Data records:
────
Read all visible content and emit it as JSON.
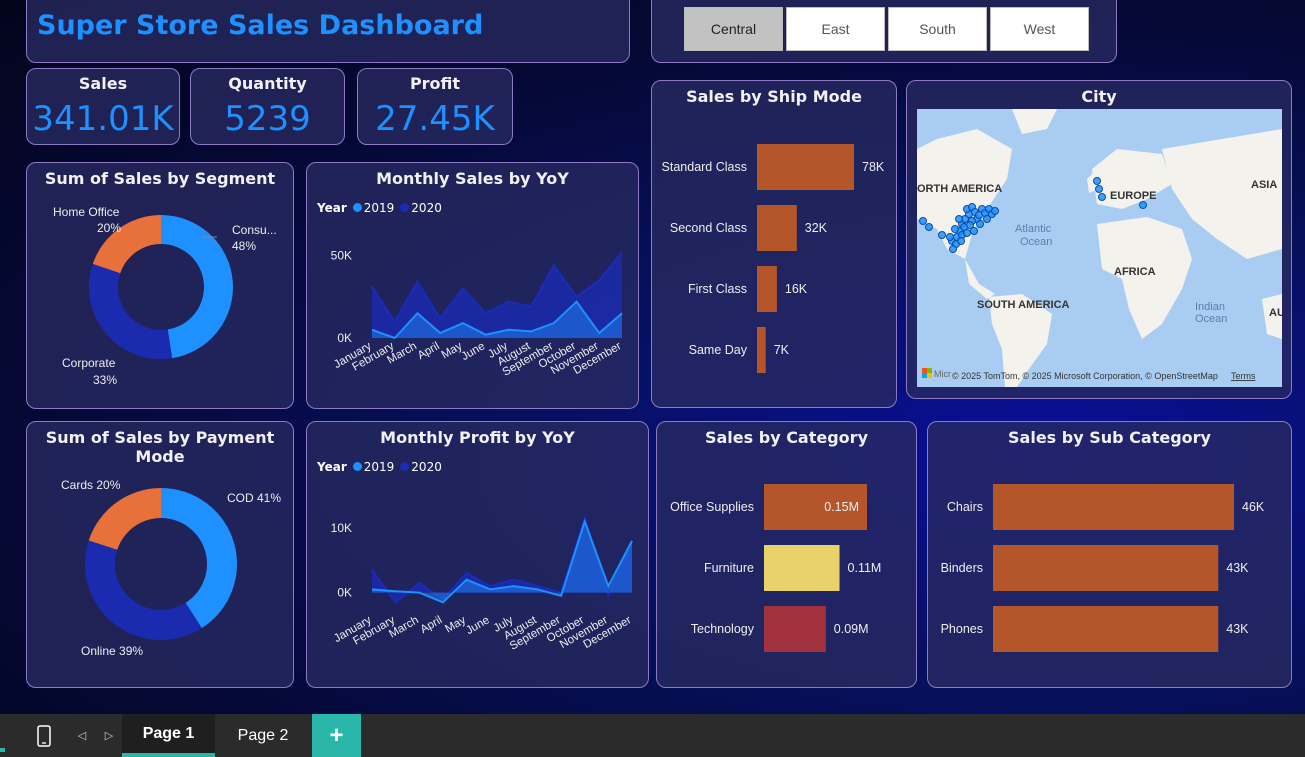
{
  "header": {
    "title": "Super Store Sales Dashboard"
  },
  "region_slicer": {
    "options": [
      "Central",
      "East",
      "South",
      "West"
    ],
    "selected": "Central"
  },
  "kpis": [
    {
      "label": "Sales",
      "value": "341.01K"
    },
    {
      "label": "Quantity",
      "value": "5239"
    },
    {
      "label": "Profit",
      "value": "27.45K"
    }
  ],
  "colors": {
    "accent": "#1e90ff",
    "series_2019": "#1e90ff",
    "series_2020": "#1a2bb8",
    "bar_orange": "#b5552a",
    "bar_yellow": "#e8d36a",
    "bar_red": "#a3323f",
    "donut_orange": "#e8703a",
    "donut_light": "#1e90ff",
    "donut_dark": "#1a2bb0"
  },
  "segment_chart": {
    "title": "Sum of Sales by Segment",
    "chart_data": {
      "type": "pie",
      "slices": [
        {
          "label": "Consu...",
          "pct": "48%",
          "value": 48
        },
        {
          "label": "Corporate",
          "pct": "33%",
          "value": 33
        },
        {
          "label": "Home Office",
          "pct": "20%",
          "value": 20
        }
      ]
    }
  },
  "monthly_sales": {
    "title": "Monthly Sales by YoY",
    "legend_title": "Year",
    "chart_data": {
      "type": "area",
      "categories": [
        "January",
        "February",
        "March",
        "April",
        "May",
        "June",
        "July",
        "August",
        "September",
        "October",
        "November",
        "December"
      ],
      "series": [
        {
          "name": "2019",
          "values": [
            5000,
            0,
            15000,
            3000,
            9000,
            2000,
            5000,
            4000,
            9000,
            22000,
            3000,
            15000
          ]
        },
        {
          "name": "2020",
          "values": [
            31000,
            10000,
            34000,
            12000,
            30000,
            15000,
            22000,
            19000,
            44000,
            25000,
            35000,
            52000
          ]
        }
      ],
      "yticks": [
        "50K",
        "0K"
      ],
      "ylim": [
        0,
        60000
      ]
    }
  },
  "ship_mode": {
    "title": "Sales by Ship Mode",
    "chart_data": {
      "type": "bar",
      "categories": [
        "Standard Class",
        "Second Class",
        "First Class",
        "Same Day"
      ],
      "values": [
        78,
        32,
        16,
        7
      ],
      "labels": [
        "78K",
        "32K",
        "16K",
        "7K"
      ]
    }
  },
  "city_map": {
    "title": "City",
    "labels": {
      "north_america": "ORTH AMERICA",
      "europe": "EUROPE",
      "asia": "ASIA",
      "atlantic": "Atlantic",
      "ocean": "Ocean",
      "africa": "AFRICA",
      "south_america": "SOUTH AMERICA",
      "indian": "Indian",
      "indian_ocean": "Ocean",
      "au": "AU"
    },
    "attribution": "© 2025 TomTom, © 2025 Microsoft Corporation, © OpenStreetMap",
    "terms": "Terms",
    "logo_text": "Micr"
  },
  "payment_chart": {
    "title": "Sum of Sales by Payment Mode",
    "chart_data": {
      "type": "pie",
      "slices": [
        {
          "label": "COD 41%",
          "value": 41
        },
        {
          "label": "Online 39%",
          "value": 39
        },
        {
          "label": "Cards 20%",
          "value": 20
        }
      ]
    }
  },
  "monthly_profit": {
    "title": "Monthly Profit by YoY",
    "legend_title": "Year",
    "chart_data": {
      "type": "area",
      "categories": [
        "January",
        "February",
        "March",
        "April",
        "May",
        "June",
        "July",
        "August",
        "September",
        "October",
        "November",
        "December"
      ],
      "series": [
        {
          "name": "2019",
          "values": [
            500,
            200,
            0,
            -1500,
            2000,
            500,
            1000,
            500,
            -500,
            11000,
            1000,
            8000
          ]
        },
        {
          "name": "2020",
          "values": [
            3500,
            -1500,
            1500,
            -1000,
            3000,
            1000,
            2000,
            1000,
            0,
            11500,
            -500,
            8000
          ]
        }
      ],
      "yticks": [
        "10K",
        "0K"
      ],
      "ylim": [
        -3000,
        14000
      ]
    }
  },
  "category_chart": {
    "title": "Sales by Category",
    "chart_data": {
      "type": "bar",
      "categories": [
        "Office Supplies",
        "Furniture",
        "Technology"
      ],
      "values": [
        0.15,
        0.11,
        0.09
      ],
      "labels": [
        "0.15M",
        "0.11M",
        "0.09M"
      ]
    }
  },
  "subcategory_chart": {
    "title": "Sales by Sub Category",
    "chart_data": {
      "type": "bar",
      "categories": [
        "Chairs",
        "Binders",
        "Phones"
      ],
      "values": [
        46,
        43,
        43
      ],
      "labels": [
        "46K",
        "43K",
        "43K"
      ]
    }
  },
  "pages": {
    "tabs": [
      "Page 1",
      "Page 2"
    ],
    "active": "Page 1",
    "add_label": "+"
  }
}
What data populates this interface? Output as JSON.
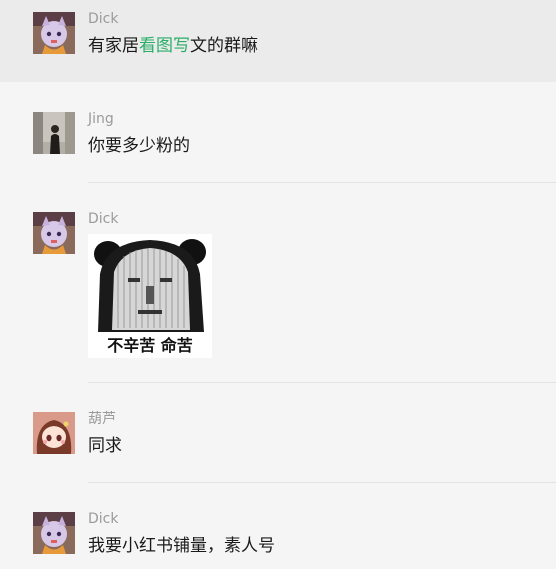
────
» Stated exercise
Every line above should be repeated exactly; pictures stay out of the copy.

» The result
Read all visible content and emit it as JSON.
{
  "header": {
    "title": "Super Store Sales Dashboard"
  },
  "region_slicer": {
    "options": [
      "Central",
      "East",
      "South",
      "West"
    ],
    "selected": "Central"
  },
  "kpis": [
    {
      "label": "Sales",
      "value": "341.01K"
    },
    {
      "label": "Quantity",
      "value": "5239"
    },
    {
      "label": "Profit",
      "value": "27.45K"
    }
  ],
  "colors": {
    "accent": "#1e90ff",
    "series_2019": "#1e90ff",
    "series_2020": "#1a2bb8",
    "bar_orange": "#b5552a",
    "bar_yellow": "#e8d36a",
    "bar_red": "#a3323f",
    "donut_orange": "#e8703a",
    "donut_light": "#1e90ff",
    "donut_dark": "#1a2bb0"
  },
  "segment_chart": {
    "title": "Sum of Sales by Segment",
    "chart_data": {
      "type": "pie",
      "slices": [
        {
          "label": "Consu...",
          "pct": "48%",
          "value": 48
        },
        {
          "label": "Corporate",
          "pct": "33%",
          "value": 33
        },
        {
          "label": "Home Office",
          "pct": "20%",
          "value": 20
        }
      ]
    }
  },
  "monthly_sales": {
    "title": "Monthly Sales by YoY",
    "legend_title": "Year",
    "chart_data": {
      "type": "area",
      "categories": [
        "January",
        "February",
        "March",
        "April",
        "May",
        "June",
        "July",
        "August",
        "September",
        "October",
        "November",
        "December"
      ],
      "series": [
        {
          "name": "2019",
          "values": [
            5000,
            0,
            15000,
            3000,
            9000,
            2000,
            5000,
            4000,
            9000,
            22000,
            3000,
            15000
          ]
        },
        {
          "name": "2020",
          "values": [
            31000,
            10000,
            34000,
            12000,
            30000,
            15000,
            22000,
            19000,
            44000,
            25000,
            35000,
            52000
          ]
        }
      ],
      "yticks": [
        "50K",
        "0K"
      ],
      "ylim": [
        0,
        60000
      ]
    }
  },
  "ship_mode": {
    "title": "Sales by Ship Mode",
    "chart_data": {
      "type": "bar",
      "categories": [
        "Standard Class",
        "Second Class",
        "First Class",
        "Same Day"
      ],
      "values": [
        78,
        32,
        16,
        7
      ],
      "labels": [
        "78K",
        "32K",
        "16K",
        "7K"
      ]
    }
  },
  "city_map": {
    "title": "City",
    "labels": {
      "north_america": "ORTH AMERICA",
      "europe": "EUROPE",
      "asia": "ASIA",
      "atlantic": "Atlantic",
      "ocean": "Ocean",
      "africa": "AFRICA",
      "south_america": "SOUTH AMERICA",
      "indian": "Indian",
      "indian_ocean": "Ocean",
      "au": "AU"
    },
    "attribution": "© 2025 TomTom, © 2025 Microsoft Corporation, © OpenStreetMap",
    "terms": "Terms",
    "logo_text": "Micr"
  },
  "payment_chart": {
    "title": "Sum of Sales by Payment Mode",
    "chart_data": {
      "type": "pie",
      "slices": [
        {
          "label": "COD 41%",
          "value": 41
        },
        {
          "label": "Online 39%",
          "value": 39
        },
        {
          "label": "Cards 20%",
          "value": 20
        }
      ]
    }
  },
  "monthly_profit": {
    "title": "Monthly Profit by YoY",
    "legend_title": "Year",
    "chart_data": {
      "type": "area",
      "categories": [
        "January",
        "February",
        "March",
        "April",
        "May",
        "June",
        "July",
        "August",
        "September",
        "October",
        "November",
        "December"
      ],
      "series": [
        {
          "name": "2019",
          "values": [
            500,
            200,
            0,
            -1500,
            2000,
            500,
            1000,
            500,
            -500,
            11000,
            1000,
            8000
          ]
        },
        {
          "name": "2020",
          "values": [
            3500,
            -1500,
            1500,
            -1000,
            3000,
            1000,
            2000,
            1000,
            0,
            11500,
            -500,
            8000
          ]
        }
      ],
      "yticks": [
        "10K",
        "0K"
      ],
      "ylim": [
        -3000,
        14000
      ]
    }
  },
  "category_chart": {
    "title": "Sales by Category",
    "chart_data": {
      "type": "bar",
      "categories": [
        "Office Supplies",
        "Furniture",
        "Technology"
      ],
      "values": [
        0.15,
        0.11,
        0.09
      ],
      "labels": [
        "0.15M",
        "0.11M",
        "0.09M"
      ]
    }
  },
  "subcategory_chart": {
    "title": "Sales by Sub Category",
    "chart_data": {
      "type": "bar",
      "categories": [
        "Chairs",
        "Binders",
        "Phones"
      ],
      "values": [
        46,
        43,
        43
      ],
      "labels": [
        "46K",
        "43K",
        "43K"
      ]
    }
  },
  "pages": {
    "tabs": [
      "Page 1",
      "Page 2"
    ],
    "active": "Page 1",
    "add_label": "+"
  }
}
What data populates this interface? Output as JSON.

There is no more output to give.